_Given exercise_
Report each line of the data that has "admin" somewhere in it.

======== Available records

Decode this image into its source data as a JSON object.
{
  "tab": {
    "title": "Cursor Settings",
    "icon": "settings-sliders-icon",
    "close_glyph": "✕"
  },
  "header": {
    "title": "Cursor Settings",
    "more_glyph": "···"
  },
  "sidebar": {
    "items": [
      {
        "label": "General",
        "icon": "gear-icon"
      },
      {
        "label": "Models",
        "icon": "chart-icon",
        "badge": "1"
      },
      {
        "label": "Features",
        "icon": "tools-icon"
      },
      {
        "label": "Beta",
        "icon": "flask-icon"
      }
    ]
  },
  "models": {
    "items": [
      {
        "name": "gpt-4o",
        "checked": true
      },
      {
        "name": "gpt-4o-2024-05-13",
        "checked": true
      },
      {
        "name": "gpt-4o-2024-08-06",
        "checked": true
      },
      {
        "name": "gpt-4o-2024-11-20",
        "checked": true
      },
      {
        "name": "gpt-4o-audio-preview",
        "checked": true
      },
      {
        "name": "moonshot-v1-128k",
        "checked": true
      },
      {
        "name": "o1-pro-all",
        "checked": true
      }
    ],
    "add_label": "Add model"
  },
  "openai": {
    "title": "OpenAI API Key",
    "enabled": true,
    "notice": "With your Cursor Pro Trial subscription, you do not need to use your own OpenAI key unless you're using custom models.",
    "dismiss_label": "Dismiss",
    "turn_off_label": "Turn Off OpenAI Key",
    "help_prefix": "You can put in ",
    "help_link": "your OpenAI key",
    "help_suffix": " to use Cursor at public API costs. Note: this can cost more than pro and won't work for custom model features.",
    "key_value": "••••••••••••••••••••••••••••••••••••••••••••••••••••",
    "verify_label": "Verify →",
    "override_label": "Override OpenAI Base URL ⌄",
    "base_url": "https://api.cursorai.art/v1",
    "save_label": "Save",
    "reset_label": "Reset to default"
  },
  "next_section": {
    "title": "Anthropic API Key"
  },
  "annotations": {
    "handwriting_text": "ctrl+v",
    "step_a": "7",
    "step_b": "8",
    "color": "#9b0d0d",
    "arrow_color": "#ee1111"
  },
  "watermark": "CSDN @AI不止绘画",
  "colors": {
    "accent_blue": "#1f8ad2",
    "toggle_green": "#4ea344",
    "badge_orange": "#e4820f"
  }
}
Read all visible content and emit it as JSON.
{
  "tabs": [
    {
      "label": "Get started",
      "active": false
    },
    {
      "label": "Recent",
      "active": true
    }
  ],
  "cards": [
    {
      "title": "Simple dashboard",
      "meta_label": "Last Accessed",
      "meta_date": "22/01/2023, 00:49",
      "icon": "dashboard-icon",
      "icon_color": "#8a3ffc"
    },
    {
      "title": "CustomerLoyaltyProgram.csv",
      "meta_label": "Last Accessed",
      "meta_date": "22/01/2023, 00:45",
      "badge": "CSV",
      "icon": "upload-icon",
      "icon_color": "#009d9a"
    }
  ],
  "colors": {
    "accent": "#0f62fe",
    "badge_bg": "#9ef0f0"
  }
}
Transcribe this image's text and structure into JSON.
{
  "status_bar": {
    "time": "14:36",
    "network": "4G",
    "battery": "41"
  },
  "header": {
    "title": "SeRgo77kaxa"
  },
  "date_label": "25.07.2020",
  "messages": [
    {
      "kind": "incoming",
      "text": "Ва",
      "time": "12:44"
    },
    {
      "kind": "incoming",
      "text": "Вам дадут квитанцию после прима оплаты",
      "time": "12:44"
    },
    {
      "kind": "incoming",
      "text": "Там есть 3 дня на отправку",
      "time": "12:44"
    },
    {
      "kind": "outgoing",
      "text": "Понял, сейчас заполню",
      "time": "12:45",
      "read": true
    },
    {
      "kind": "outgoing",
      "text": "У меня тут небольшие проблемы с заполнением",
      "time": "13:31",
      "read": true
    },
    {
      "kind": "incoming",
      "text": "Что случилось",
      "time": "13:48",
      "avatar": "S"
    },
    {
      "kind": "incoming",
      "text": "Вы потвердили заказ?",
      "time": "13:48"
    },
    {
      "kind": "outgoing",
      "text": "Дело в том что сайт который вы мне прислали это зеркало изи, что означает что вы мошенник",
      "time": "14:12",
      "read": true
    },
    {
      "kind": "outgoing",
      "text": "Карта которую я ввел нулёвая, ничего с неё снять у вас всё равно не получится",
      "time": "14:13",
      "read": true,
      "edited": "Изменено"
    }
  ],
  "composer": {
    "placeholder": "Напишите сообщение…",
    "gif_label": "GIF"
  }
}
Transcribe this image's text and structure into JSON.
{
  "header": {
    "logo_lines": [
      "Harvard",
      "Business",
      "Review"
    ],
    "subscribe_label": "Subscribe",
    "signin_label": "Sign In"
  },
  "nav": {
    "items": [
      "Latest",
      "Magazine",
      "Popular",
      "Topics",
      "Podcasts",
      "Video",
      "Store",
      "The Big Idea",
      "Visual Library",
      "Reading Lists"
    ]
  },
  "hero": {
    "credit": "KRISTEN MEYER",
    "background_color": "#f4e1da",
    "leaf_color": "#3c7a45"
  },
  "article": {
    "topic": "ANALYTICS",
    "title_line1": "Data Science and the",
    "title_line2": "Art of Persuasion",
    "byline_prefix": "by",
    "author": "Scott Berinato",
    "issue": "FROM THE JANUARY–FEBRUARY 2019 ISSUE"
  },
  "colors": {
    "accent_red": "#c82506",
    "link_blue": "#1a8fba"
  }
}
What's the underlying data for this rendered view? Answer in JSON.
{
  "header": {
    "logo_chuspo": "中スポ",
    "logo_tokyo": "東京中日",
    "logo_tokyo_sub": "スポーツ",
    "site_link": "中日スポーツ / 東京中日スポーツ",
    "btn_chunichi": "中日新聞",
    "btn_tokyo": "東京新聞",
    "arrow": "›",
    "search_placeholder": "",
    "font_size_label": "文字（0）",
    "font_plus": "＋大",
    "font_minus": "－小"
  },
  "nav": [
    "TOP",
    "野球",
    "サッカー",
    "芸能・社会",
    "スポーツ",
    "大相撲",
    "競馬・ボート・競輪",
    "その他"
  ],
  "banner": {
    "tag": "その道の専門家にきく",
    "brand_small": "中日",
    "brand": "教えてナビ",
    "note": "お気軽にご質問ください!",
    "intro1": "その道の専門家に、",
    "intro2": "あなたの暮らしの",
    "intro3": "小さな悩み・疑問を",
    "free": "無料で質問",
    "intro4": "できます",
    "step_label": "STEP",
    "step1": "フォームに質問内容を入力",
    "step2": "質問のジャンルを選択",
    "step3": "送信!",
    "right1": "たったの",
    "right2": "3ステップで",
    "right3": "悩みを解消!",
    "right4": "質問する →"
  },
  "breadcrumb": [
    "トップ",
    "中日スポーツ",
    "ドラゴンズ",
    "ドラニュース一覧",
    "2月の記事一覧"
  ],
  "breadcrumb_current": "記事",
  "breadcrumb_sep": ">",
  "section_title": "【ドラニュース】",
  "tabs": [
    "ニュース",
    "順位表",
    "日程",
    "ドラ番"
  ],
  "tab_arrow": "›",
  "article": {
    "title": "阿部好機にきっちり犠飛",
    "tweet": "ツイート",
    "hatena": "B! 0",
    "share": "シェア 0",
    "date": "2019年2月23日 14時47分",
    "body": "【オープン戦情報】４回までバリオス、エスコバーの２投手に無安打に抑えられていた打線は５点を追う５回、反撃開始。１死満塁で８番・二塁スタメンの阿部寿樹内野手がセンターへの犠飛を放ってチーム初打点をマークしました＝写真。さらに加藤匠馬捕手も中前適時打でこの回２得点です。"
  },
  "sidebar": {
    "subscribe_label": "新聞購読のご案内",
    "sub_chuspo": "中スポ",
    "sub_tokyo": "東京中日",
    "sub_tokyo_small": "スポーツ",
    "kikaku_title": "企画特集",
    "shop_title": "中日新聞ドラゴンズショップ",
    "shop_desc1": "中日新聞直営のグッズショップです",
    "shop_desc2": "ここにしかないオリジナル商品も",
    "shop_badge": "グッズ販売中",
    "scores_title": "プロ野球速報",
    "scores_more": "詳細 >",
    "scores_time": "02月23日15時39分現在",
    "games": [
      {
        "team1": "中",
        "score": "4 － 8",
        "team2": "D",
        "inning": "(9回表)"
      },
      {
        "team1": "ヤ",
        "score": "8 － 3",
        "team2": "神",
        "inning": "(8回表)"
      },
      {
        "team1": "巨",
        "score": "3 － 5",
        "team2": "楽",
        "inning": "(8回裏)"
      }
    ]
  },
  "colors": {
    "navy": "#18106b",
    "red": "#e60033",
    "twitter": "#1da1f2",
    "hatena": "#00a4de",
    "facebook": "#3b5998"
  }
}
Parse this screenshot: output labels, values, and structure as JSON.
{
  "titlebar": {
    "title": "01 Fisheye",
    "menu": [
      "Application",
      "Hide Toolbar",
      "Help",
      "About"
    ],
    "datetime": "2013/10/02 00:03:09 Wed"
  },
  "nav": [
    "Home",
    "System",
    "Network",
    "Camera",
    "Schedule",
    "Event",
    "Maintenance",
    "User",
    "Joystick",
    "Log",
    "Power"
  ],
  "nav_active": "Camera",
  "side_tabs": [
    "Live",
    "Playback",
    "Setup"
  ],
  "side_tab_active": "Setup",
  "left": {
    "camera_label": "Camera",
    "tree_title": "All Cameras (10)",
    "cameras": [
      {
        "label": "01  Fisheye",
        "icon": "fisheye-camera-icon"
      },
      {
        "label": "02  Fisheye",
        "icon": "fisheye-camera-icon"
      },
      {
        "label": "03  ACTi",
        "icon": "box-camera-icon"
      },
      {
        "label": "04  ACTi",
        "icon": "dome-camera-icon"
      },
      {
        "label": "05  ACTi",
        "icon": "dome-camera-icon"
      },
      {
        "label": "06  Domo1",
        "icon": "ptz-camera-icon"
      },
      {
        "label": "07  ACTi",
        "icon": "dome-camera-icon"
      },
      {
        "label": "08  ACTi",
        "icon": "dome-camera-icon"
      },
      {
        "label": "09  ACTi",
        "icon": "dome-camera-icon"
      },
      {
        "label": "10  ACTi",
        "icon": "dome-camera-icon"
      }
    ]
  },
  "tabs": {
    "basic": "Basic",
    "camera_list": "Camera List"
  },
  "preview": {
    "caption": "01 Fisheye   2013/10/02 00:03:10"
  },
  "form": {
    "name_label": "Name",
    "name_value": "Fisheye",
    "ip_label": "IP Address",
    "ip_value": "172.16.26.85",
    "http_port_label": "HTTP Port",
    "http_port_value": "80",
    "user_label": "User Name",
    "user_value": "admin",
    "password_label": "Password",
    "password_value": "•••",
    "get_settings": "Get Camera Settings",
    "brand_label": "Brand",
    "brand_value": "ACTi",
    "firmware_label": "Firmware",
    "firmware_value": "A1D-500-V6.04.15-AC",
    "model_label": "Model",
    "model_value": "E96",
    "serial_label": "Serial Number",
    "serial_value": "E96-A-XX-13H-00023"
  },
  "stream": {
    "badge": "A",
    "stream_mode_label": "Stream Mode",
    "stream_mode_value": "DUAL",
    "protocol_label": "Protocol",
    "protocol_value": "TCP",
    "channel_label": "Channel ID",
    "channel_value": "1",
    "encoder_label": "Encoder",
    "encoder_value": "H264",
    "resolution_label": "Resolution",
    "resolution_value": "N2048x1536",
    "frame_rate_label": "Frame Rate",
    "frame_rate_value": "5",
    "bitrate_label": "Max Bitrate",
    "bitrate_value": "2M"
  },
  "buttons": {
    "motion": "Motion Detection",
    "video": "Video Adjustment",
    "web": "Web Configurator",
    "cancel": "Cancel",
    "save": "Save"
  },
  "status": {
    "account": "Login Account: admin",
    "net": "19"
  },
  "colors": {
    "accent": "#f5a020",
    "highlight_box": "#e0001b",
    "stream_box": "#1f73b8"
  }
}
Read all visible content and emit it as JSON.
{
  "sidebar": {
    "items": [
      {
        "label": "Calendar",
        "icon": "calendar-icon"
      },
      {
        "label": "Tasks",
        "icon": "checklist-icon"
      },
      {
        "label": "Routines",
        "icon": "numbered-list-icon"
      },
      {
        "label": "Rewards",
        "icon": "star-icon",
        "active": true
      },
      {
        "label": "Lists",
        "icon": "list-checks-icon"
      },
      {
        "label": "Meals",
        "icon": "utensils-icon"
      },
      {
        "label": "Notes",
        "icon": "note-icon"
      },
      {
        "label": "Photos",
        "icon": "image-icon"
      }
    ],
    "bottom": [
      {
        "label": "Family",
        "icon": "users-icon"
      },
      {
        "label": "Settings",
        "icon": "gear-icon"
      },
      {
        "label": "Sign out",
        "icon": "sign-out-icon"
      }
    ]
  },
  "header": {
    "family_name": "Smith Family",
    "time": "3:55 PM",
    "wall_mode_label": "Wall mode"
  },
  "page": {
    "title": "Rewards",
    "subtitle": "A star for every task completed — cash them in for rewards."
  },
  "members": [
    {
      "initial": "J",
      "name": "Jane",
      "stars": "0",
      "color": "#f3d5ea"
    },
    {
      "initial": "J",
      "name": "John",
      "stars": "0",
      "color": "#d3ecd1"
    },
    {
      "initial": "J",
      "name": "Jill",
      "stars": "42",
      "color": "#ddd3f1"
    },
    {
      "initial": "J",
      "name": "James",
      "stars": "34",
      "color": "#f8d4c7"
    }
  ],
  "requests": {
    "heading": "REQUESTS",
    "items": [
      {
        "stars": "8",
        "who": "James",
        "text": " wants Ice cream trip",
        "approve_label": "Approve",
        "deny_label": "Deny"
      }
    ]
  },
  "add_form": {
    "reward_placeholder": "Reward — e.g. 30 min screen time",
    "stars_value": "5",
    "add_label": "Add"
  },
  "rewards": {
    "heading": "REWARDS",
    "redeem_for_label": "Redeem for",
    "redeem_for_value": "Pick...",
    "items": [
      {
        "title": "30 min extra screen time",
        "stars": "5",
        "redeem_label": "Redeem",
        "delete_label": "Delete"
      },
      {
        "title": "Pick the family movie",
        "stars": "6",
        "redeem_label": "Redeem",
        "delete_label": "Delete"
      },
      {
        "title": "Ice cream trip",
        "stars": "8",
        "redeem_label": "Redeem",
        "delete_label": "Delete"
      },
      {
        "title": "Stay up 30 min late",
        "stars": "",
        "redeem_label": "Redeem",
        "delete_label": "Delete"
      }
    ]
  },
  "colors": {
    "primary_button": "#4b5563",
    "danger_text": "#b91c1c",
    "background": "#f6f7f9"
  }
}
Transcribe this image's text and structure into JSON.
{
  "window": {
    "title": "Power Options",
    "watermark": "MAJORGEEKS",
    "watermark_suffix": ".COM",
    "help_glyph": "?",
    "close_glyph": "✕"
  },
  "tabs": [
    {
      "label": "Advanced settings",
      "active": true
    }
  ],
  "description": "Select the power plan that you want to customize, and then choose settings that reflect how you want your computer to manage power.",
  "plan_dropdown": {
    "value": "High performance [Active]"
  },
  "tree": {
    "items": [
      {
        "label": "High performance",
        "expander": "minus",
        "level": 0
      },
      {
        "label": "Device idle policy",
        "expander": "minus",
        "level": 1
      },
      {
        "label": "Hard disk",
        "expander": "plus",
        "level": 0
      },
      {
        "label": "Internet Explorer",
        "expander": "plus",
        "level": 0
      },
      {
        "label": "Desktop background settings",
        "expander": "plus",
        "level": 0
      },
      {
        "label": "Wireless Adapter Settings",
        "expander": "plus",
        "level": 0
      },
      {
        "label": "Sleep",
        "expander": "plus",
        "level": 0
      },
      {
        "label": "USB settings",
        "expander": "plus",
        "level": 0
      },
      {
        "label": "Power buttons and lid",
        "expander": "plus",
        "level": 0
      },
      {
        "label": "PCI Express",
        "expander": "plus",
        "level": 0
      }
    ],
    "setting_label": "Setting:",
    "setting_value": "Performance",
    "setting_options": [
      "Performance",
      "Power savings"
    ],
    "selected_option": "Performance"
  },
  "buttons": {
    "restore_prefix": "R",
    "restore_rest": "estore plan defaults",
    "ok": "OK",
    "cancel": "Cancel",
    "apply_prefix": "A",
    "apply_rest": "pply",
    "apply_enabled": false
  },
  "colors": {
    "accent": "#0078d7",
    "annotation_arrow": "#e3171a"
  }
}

================

_Exercise solution_
    "user_value": "admin",
    "account": "Login Account: admin",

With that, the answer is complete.